[Stored records]
[START]

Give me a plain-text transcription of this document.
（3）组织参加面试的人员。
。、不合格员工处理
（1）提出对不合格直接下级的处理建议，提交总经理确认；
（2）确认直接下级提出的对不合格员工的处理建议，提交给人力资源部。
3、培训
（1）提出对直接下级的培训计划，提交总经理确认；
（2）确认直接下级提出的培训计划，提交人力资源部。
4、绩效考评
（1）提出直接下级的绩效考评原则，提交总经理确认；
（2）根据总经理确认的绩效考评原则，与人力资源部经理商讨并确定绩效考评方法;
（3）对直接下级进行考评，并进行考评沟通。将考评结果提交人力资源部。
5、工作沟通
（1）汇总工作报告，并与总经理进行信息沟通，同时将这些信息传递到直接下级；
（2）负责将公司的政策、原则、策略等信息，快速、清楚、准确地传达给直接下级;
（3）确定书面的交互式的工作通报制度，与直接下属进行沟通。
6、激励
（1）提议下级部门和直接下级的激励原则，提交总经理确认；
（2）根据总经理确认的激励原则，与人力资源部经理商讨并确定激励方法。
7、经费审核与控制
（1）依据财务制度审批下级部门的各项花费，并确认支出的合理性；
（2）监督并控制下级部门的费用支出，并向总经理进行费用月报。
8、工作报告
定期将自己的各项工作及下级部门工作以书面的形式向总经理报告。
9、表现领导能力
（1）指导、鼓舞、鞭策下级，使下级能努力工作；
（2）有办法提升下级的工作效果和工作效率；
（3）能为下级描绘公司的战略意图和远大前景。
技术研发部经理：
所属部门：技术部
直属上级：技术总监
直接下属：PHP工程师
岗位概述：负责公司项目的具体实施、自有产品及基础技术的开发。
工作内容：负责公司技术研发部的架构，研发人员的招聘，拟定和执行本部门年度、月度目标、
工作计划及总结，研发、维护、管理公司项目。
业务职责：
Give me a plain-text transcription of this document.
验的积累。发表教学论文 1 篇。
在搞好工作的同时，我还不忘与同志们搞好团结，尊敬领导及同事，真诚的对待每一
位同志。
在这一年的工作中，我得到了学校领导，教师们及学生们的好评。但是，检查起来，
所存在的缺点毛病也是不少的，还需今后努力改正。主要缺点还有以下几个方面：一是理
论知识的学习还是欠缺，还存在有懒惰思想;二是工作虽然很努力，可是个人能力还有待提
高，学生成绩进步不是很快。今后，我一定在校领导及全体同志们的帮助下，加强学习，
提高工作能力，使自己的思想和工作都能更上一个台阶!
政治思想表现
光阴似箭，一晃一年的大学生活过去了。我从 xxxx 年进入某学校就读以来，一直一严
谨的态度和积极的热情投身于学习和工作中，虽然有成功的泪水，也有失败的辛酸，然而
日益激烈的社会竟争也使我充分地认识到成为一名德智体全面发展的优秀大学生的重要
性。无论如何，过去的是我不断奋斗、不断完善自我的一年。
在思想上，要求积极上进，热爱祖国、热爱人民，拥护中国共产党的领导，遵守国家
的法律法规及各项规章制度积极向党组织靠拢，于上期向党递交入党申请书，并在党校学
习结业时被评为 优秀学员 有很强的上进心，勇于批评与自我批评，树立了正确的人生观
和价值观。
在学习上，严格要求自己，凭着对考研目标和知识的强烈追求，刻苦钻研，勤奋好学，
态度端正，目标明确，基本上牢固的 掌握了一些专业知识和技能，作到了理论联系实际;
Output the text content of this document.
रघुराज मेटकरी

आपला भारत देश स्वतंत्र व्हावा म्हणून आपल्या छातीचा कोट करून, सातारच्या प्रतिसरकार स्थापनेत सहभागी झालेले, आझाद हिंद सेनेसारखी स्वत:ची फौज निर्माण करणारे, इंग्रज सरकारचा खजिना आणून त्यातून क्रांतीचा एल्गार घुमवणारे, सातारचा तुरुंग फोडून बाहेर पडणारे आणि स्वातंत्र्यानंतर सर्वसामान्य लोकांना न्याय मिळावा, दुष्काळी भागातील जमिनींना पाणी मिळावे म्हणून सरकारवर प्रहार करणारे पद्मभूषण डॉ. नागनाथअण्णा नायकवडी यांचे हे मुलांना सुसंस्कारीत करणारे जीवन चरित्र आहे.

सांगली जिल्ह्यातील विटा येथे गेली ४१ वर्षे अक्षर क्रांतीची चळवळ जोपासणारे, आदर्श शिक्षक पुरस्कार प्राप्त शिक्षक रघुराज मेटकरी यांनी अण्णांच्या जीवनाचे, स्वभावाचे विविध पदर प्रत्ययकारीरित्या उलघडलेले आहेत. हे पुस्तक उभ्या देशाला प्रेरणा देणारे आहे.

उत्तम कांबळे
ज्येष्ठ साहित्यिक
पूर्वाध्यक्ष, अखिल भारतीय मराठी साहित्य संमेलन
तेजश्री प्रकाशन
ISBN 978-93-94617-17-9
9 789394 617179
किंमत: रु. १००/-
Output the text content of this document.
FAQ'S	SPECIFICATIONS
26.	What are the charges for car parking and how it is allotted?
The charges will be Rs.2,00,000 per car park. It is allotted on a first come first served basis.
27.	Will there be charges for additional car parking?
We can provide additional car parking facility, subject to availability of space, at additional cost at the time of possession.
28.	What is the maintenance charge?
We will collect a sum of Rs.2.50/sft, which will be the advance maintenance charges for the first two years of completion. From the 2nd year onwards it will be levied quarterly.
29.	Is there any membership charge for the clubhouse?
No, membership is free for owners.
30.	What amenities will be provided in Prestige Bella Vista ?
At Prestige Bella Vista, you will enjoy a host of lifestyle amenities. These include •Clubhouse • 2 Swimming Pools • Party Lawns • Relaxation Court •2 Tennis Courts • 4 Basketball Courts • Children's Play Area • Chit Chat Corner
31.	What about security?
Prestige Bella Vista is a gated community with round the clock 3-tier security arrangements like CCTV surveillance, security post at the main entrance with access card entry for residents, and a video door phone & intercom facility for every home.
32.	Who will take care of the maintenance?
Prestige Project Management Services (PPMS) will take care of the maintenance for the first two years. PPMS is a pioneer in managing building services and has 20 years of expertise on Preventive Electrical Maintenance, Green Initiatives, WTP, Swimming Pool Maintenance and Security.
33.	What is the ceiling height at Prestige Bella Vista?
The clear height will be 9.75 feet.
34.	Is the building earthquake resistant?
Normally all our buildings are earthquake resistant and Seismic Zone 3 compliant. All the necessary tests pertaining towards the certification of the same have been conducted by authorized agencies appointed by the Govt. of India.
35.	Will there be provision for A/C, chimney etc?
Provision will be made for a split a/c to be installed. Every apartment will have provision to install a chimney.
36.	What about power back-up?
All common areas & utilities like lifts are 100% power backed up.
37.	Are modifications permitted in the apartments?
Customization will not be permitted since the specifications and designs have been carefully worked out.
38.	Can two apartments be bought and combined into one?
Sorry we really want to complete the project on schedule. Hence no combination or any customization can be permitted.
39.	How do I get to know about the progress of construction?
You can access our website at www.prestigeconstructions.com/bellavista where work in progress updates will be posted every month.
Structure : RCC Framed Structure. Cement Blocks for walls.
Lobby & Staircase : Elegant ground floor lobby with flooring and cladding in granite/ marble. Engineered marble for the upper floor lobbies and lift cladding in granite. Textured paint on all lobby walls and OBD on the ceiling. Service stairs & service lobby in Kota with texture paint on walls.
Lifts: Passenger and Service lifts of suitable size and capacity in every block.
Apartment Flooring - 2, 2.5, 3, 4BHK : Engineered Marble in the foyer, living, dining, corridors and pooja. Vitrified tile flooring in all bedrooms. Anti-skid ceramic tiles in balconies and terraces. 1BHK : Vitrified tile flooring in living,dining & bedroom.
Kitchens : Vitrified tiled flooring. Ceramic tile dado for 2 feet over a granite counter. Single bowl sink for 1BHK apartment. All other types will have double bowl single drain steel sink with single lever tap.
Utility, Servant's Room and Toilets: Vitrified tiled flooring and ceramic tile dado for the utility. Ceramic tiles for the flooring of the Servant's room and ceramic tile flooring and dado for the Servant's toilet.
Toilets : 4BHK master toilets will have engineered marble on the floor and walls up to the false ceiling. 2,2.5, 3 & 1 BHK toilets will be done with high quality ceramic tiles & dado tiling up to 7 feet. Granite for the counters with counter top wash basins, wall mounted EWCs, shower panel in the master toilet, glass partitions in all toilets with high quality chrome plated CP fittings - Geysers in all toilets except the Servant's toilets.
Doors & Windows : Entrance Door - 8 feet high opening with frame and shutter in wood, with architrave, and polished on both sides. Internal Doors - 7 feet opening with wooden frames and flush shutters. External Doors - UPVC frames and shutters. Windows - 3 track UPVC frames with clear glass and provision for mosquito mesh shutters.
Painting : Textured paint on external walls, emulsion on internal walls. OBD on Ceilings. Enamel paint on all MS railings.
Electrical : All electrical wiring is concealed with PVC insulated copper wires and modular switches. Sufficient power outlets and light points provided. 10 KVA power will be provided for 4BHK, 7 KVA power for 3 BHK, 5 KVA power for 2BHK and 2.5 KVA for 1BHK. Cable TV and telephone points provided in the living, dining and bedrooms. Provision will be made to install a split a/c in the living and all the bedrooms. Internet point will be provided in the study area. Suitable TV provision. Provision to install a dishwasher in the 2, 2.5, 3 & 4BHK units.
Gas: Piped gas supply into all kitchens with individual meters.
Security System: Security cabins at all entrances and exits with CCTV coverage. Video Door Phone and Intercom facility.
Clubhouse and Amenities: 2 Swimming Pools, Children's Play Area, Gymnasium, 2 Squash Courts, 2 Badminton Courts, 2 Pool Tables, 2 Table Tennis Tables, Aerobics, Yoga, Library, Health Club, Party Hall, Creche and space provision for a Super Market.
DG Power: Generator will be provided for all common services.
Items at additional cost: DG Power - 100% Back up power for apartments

[END]

Filter the records above for lines containing the word "chimney", and copy those lines.

◆ Answer in full ◆
35.	Will there be provision for A/C, chimney etc?
Provision will be made for a split a/c to be installed. Every apartment will have provision to install a chimney.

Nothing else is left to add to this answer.